* **PROBLEM TO SOLVE**: Copy every line of the material below word for word.

====== SOURCE MATERIAL ======

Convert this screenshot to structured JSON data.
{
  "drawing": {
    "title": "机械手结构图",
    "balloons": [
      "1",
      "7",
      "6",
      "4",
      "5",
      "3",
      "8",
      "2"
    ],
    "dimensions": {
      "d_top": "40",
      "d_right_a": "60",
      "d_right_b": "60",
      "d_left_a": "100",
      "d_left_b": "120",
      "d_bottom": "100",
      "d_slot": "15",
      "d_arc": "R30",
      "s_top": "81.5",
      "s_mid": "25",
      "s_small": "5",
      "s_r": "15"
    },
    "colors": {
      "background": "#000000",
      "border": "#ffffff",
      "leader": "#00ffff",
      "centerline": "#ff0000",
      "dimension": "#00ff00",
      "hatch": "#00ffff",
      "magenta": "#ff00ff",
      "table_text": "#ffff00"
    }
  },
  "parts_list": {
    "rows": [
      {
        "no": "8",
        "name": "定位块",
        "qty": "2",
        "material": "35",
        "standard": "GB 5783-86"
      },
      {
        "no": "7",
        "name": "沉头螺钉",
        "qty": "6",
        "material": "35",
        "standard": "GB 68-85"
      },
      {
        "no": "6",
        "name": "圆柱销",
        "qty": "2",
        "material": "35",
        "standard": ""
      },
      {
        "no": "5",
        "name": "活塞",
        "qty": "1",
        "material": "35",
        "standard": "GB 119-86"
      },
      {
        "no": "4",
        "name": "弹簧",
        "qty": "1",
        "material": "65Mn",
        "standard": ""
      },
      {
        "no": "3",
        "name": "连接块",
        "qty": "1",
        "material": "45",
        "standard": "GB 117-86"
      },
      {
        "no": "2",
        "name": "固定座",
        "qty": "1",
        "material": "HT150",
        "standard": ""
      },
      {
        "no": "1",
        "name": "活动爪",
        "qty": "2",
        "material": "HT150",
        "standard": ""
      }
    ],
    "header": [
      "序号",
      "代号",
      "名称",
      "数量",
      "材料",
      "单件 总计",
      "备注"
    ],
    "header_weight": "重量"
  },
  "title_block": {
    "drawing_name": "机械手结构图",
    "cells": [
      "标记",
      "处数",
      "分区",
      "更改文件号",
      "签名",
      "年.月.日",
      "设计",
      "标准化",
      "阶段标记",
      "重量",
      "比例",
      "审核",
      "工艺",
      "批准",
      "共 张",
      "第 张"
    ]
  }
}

======

* **SOLUTION FOR THIS TASK**:
Convert this screenshot to structured JSON data.
{
  "drawing": {
    "title": "机械手结构图",
    "balloons": [
      "1",
      "7",
      "6",
      "4",
      "5",
      "3",
      "8",
      "2"
    ],
    "dimensions": {
      "d_top": "40",
      "d_right_a": "60",
      "d_right_b": "60",
      "d_left_a": "100",
      "d_left_b": "120",
      "d_bottom": "100",
      "d_slot": "15",
      "d_arc": "R30",
      "s_top": "81.5",
      "s_mid": "25",
      "s_small": "5",
      "s_r": "15"
    },
    "colors": {
      "background": "#000000",
      "border": "#ffffff",
      "leader": "#00ffff",
      "centerline": "#ff0000",
      "dimension": "#00ff00",
      "hatch": "#00ffff",
      "magenta": "#ff00ff",
      "table_text": "#ffff00"
    }
  },
  "parts_list": {
    "rows": [
      {
        "no": "8",
        "name": "定位块",
        "qty": "2",
        "material": "35",
        "standard": "GB 5783-86"
      },
      {
        "no": "7",
        "name": "沉头螺钉",
        "qty": "6",
        "material": "35",
        "standard": "GB 68-85"
      },
      {
        "no": "6",
        "name": "圆柱销",
        "qty": "2",
        "material": "35",
        "standard": ""
      },
      {
        "no": "5",
        "name": "活塞",
        "qty": "1",
        "material": "35",
        "standard": "GB 119-86"
      },
      {
        "no": "4",
        "name": "弹簧",
        "qty": "1",
        "material": "65Mn",
        "standard": ""
      },
      {
        "no": "3",
        "name": "连接块",
        "qty": "1",
        "material": "45",
        "standard": "GB 117-86"
      },
      {
        "no": "2",
        "name": "固定座",
        "qty": "1",
        "material": "HT150",
        "standard": ""
      },
      {
        "no": "1",
        "name": "活动爪",
        "qty": "2",
        "material": "HT150",
        "standard": ""
      }
    ],
    "header": [
      "序号",
      "代号",
      "名称",
      "数量",
      "材料",
      "单件 总计",
      "备注"
    ],
    "header_weight": "重量"
  },
  "title_block": {
    "drawing_name": "机械手结构图",
    "cells": [
      "标记",
      "处数",
      "分区",
      "更改文件号",
      "签名",
      "年.月.日",
      "设计",
      "标准化",
      "阶段标记",
      "重量",
      "比例",
      "审核",
      "工艺",
      "批准",
      "共 张",
      "第 张"
    ]
  }
}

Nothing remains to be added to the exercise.